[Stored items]
* * *

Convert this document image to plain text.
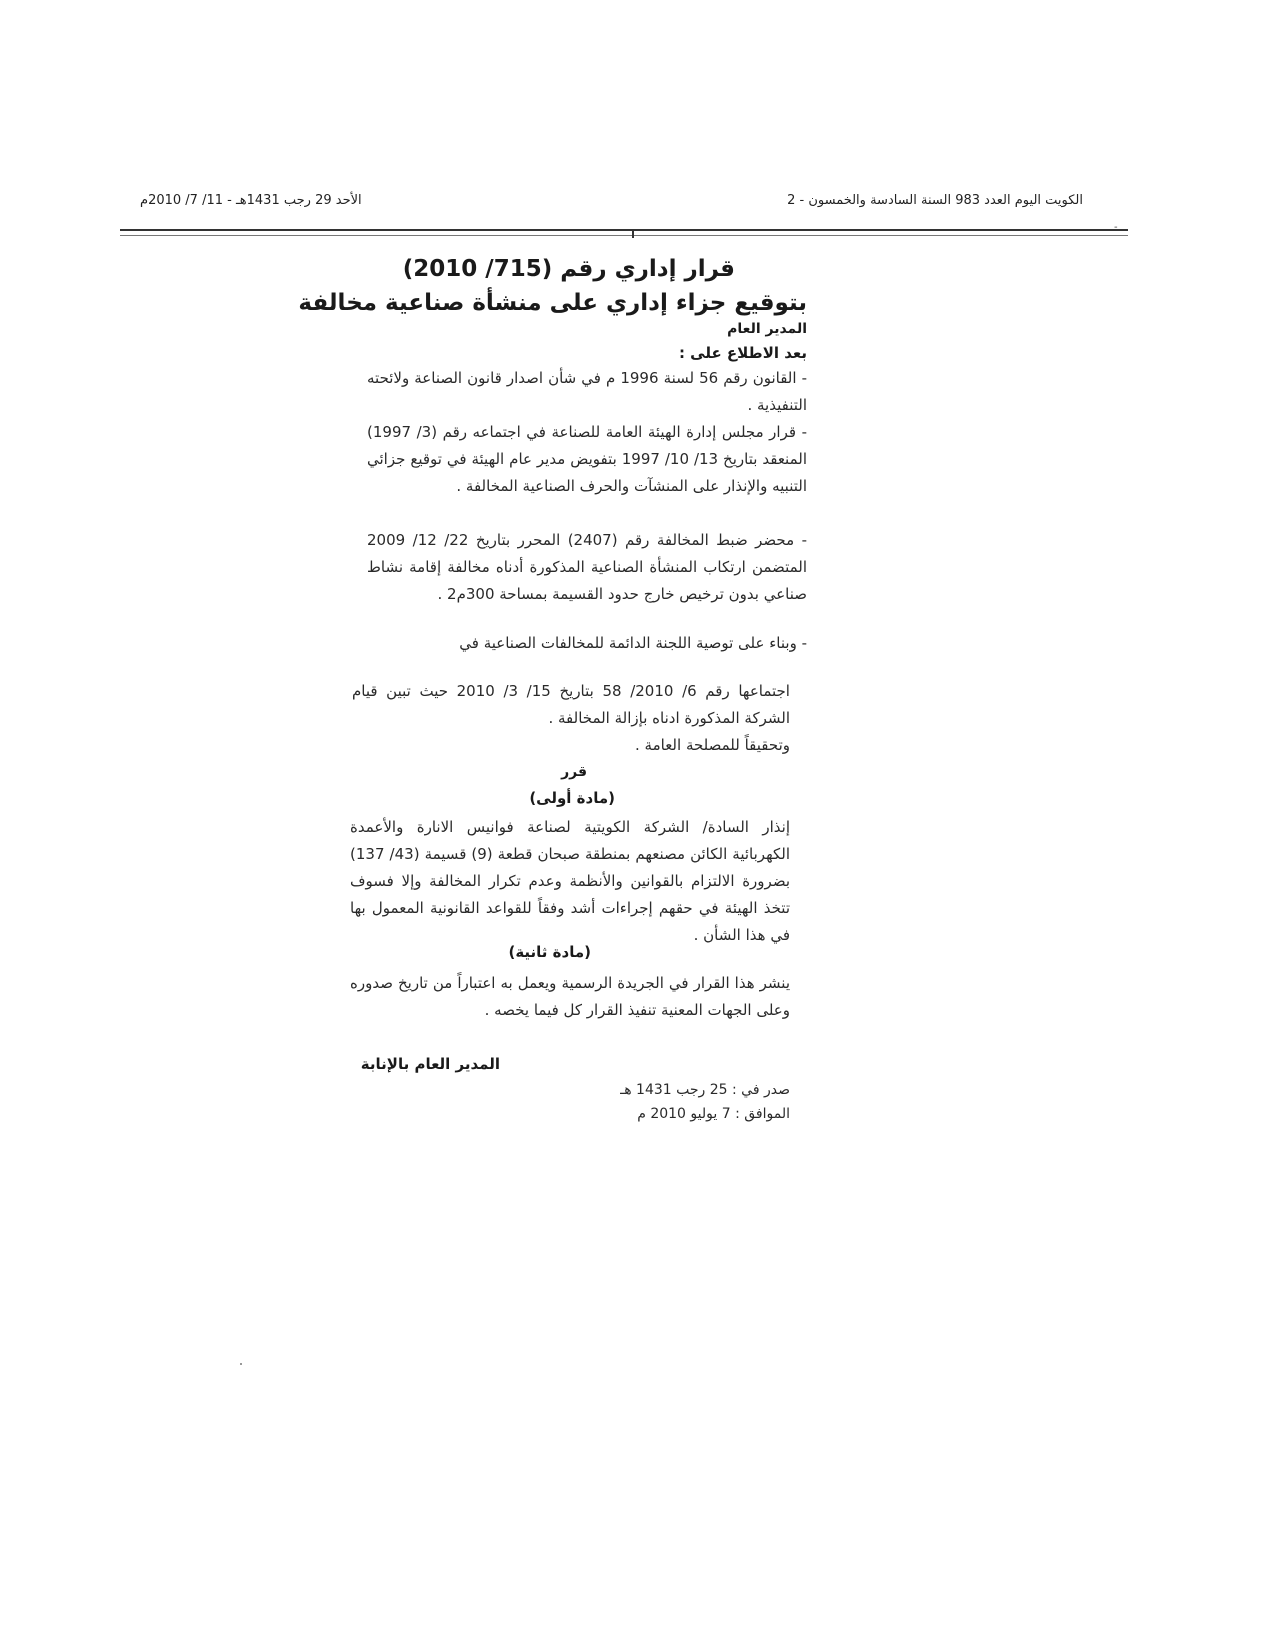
الكويت اليوم العدد 983 السنة السادسة والخمسون - 2
الأحد 29 رجب 1431هـ - 11/ 7/ 2010م
-
قرار إداري رقم (715/ 2010)
بتوقيع جزاء إداري على منشأة صناعية مخالفة
المدير العام
بعد الاطلاع على :
- القانون رقم 56 لسنة 1996 م في شأن اصدار قانون الصناعة ولائحته التنفيذية .
- قرار مجلس إدارة الهيئة العامة للصناعة في اجتماعه رقم (3/ 1997) المنعقد بتاريخ 13/ 10/ 1997 بتفويض مدير عام الهيئة في توقيع جزائي التنبيه والإنذار على المنشآت والحرف الصناعية المخالفة .
- محضر ضبط المخالفة رقم (2407) المحرر بتاريخ 22/ 12/ 2009 المتضمن ارتكاب المنشأة الصناعية المذكورة أدناه مخالفة إقامة نشاط صناعي بدون ترخيص خارج حدود القسيمة بمساحة 300م2 .
- وبناء على توصية اللجنة الدائمة للمخالفات الصناعية في
اجتماعها رقم 6/ 2010/ 58 بتاريخ 15/ 3/ 2010 حيث تبين قيام الشركة المذكورة ادناه بإزالة المخالفة .
وتحقيقاً للمصلحة العامة .
قرر
(مادة أولى)
إنذار السادة/ الشركة الكويتية لصناعة فوانيس الانارة والأعمدة الكهربائية الكائن مصنعهم بمنطقة صبحان قطعة (9) قسيمة (43/ 137) بضرورة الالتزام بالقوانين والأنظمة وعدم تكرار المخالفة وإلا فسوف تتخذ الهيئة في حقهم إجراءات أشد وفقاً للقواعد القانونية المعمول بها في هذا الشأن .
(مادة ثانية)
ينشر هذا القرار في الجريدة الرسمية ويعمل به اعتباراً من تاريخ صدوره وعلى الجهات المعنية تنفيذ القرار كل فيما يخصه .
المدير العام بالإنابة
صدر في : 25 رجب 1431 هـ
الموافق : 7 يوليو 2010 م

* * *

■ **WHAT IS BEING ASKED**
Using the listing above, show each line holding the string "العامة".

■ **WRITTEN ANSWER**
- قرار مجلس إدارة الهيئة العامة للصناعة في اجتماعه رقم (3/ 1997) المنعقد بتاريخ 13/ 10/ 1997 بتفويض مدير عام الهيئة في توقيع جزائي التنبيه والإنذار على المنشآت والحرف الصناعية المخالفة .
وتحقيقاً للمصلحة العامة .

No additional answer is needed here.